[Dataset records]
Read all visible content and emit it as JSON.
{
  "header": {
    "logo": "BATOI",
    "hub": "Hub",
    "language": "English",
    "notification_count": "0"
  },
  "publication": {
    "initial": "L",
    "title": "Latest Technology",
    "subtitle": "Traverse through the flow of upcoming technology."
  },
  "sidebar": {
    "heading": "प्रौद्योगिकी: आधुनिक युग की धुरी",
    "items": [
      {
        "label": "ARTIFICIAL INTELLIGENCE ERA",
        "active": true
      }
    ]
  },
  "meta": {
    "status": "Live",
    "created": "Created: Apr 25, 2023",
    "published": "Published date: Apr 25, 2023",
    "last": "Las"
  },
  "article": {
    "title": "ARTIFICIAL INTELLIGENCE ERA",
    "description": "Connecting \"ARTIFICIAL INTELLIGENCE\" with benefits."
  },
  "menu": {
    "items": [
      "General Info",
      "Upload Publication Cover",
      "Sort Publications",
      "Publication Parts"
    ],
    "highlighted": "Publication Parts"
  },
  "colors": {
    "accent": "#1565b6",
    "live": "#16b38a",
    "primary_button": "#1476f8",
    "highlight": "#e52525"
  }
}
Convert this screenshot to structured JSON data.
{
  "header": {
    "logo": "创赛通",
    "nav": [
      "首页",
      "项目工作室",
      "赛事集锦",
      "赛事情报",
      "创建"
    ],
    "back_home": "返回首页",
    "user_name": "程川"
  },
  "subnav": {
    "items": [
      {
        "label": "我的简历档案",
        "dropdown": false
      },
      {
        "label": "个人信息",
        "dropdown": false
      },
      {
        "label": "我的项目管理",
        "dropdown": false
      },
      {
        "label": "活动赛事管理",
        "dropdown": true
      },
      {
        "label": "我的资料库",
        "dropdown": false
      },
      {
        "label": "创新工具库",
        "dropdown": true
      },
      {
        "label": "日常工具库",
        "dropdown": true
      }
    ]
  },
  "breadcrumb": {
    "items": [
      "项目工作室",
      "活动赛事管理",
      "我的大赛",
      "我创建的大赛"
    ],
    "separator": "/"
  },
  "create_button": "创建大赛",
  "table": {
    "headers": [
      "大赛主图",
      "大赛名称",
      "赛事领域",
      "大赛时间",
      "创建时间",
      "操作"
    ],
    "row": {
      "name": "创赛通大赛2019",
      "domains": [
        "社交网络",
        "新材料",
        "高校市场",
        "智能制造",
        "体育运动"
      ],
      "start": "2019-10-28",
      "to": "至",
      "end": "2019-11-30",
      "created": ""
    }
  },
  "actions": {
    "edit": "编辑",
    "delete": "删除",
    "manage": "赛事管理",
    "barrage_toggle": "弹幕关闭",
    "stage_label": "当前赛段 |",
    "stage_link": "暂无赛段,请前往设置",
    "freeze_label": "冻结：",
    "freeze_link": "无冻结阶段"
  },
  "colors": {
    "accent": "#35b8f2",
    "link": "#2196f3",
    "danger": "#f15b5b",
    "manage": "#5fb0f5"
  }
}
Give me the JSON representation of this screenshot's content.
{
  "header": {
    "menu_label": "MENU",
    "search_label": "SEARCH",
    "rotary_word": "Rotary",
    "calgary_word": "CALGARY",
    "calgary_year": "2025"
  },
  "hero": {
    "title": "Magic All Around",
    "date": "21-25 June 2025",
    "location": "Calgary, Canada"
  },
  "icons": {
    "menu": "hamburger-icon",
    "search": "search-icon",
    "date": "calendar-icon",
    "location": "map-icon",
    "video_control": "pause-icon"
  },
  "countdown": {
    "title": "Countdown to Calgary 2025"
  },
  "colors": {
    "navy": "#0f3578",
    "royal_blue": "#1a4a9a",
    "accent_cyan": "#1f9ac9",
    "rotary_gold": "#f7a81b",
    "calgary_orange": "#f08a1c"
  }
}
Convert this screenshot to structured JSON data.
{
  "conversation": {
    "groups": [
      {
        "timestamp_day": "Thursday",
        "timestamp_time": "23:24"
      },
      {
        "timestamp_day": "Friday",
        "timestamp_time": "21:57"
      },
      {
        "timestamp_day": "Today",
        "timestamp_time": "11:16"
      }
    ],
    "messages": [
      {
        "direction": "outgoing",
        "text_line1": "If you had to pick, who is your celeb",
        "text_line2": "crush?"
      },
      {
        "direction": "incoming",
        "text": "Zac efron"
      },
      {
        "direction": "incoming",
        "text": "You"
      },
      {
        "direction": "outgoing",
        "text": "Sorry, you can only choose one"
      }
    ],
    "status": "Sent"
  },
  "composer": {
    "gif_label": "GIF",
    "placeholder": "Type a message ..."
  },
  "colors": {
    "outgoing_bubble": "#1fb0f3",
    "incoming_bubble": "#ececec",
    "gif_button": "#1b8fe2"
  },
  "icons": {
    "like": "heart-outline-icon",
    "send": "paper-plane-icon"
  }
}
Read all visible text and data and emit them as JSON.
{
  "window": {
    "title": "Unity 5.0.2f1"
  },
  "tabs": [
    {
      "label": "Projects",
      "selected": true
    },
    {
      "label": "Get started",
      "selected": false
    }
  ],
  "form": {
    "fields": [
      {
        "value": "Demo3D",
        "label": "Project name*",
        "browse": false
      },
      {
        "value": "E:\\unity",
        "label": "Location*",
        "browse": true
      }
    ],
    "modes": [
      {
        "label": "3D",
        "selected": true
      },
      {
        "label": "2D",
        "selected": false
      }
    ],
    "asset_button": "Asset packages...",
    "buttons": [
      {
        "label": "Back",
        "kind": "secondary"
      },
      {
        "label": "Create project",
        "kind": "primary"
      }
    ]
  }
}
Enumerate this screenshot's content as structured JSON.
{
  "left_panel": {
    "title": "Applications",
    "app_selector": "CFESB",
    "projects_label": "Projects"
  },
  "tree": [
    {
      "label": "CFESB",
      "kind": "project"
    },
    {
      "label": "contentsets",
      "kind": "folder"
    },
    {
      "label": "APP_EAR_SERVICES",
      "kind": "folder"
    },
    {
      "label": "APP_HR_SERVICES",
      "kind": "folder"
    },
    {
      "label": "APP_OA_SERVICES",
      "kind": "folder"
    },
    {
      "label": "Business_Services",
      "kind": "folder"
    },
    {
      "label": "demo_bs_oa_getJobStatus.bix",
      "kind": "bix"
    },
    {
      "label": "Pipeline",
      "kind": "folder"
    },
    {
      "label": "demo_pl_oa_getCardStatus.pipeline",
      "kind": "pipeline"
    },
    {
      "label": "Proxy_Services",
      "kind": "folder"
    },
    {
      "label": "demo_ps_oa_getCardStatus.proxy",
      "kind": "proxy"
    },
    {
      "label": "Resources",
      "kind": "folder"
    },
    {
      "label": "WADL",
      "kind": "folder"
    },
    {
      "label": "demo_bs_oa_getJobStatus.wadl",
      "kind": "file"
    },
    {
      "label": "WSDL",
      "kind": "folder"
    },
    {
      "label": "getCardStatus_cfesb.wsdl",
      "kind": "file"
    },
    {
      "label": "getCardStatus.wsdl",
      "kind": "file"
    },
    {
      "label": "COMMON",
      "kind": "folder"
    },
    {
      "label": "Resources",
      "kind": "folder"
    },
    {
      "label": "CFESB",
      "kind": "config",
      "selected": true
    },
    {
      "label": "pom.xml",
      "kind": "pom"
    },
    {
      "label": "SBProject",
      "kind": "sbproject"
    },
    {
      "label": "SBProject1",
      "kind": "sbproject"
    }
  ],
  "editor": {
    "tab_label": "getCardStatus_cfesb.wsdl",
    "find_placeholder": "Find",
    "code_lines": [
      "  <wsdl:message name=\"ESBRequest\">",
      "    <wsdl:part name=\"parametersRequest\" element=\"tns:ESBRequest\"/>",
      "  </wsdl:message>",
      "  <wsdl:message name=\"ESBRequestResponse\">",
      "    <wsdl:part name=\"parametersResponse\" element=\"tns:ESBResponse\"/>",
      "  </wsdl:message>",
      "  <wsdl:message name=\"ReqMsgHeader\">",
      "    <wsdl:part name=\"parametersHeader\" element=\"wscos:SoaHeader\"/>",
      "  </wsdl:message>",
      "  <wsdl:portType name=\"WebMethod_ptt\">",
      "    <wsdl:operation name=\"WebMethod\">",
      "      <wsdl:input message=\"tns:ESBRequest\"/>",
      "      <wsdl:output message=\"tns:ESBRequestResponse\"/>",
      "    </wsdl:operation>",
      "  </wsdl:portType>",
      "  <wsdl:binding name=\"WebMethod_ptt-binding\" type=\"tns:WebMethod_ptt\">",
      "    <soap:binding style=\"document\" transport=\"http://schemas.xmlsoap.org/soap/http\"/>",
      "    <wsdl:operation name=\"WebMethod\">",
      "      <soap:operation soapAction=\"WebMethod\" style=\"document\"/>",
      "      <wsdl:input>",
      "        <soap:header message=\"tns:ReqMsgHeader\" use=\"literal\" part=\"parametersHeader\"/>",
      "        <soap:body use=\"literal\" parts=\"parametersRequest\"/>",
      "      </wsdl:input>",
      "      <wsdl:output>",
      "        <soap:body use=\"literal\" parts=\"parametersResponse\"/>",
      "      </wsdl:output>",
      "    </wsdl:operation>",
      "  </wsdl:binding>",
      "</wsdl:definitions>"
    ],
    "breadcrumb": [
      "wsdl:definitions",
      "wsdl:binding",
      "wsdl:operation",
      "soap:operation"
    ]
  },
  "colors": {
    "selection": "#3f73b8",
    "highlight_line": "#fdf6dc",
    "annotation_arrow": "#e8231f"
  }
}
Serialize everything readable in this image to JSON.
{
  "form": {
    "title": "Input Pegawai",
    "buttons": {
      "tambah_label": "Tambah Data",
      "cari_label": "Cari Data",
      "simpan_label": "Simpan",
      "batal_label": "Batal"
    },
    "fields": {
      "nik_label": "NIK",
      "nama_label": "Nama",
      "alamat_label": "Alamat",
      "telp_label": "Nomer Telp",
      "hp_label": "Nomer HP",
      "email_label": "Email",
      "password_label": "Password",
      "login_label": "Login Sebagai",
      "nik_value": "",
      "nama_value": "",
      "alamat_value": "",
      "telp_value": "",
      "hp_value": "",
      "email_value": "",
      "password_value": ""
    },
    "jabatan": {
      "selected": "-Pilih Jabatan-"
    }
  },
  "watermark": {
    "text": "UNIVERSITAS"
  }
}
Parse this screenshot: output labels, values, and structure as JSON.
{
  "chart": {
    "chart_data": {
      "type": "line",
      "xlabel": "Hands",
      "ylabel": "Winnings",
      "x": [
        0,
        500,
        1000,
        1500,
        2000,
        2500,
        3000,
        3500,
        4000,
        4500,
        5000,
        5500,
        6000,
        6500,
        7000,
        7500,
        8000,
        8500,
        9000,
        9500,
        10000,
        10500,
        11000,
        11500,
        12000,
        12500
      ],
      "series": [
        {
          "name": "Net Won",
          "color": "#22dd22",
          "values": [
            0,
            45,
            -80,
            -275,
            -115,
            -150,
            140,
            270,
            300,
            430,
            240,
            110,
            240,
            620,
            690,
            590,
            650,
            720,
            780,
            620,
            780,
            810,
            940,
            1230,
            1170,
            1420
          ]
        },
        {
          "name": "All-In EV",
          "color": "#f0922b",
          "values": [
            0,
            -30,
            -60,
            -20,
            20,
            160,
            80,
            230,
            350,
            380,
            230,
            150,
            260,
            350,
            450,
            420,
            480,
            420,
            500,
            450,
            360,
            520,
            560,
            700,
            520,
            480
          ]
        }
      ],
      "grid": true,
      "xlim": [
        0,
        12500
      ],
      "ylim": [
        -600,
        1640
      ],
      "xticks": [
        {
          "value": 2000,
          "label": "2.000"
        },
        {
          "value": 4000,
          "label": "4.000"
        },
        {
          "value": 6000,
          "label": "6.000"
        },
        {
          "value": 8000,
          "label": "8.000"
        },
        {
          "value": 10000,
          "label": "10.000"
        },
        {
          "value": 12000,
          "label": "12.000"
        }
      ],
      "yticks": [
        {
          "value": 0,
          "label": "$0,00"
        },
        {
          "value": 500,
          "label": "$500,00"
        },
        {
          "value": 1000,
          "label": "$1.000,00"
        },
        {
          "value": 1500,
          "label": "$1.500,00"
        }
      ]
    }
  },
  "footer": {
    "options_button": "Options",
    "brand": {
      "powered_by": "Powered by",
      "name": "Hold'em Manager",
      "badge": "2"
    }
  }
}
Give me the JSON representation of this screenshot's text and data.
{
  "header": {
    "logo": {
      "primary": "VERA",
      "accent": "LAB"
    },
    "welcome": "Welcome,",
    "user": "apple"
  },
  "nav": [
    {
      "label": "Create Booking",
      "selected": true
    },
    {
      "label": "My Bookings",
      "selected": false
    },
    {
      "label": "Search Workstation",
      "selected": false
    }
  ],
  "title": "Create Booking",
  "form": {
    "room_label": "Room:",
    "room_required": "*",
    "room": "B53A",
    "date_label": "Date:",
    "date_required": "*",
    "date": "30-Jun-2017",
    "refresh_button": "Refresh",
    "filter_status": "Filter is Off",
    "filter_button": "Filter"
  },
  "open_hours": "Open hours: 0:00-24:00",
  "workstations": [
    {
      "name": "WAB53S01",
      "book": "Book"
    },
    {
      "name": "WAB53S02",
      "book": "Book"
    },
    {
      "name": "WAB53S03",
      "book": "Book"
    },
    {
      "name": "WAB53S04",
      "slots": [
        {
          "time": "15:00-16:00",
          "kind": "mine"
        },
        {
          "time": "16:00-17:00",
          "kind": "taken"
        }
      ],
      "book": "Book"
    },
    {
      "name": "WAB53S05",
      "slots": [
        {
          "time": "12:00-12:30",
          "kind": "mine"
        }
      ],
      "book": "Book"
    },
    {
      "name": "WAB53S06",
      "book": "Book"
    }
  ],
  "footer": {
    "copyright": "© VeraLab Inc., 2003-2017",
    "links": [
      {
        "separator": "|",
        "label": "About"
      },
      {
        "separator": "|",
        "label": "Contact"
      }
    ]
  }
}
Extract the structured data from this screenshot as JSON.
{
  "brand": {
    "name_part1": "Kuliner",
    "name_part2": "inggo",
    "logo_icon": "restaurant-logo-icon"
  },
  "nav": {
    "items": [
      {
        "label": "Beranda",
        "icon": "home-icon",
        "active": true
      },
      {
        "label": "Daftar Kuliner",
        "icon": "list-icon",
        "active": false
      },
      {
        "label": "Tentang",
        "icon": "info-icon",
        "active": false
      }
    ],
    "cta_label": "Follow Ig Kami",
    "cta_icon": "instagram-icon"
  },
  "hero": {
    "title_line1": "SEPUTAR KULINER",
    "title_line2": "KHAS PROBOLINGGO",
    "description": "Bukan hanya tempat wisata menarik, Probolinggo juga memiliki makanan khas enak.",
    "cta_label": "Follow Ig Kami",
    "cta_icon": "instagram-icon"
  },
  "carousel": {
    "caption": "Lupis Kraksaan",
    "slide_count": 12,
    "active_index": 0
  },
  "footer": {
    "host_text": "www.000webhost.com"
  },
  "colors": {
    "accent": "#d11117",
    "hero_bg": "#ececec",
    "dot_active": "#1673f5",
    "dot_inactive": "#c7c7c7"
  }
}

Your objective: Which lines contain the word "style"? Copy each of them.

Response:
      "    <soap:binding style=\"document\" transport=\"http://schemas.xmlsoap.org/soap/http\"/>",
      "      <soap:operation soapAction=\"WebMethod\" style=\"document\"/>",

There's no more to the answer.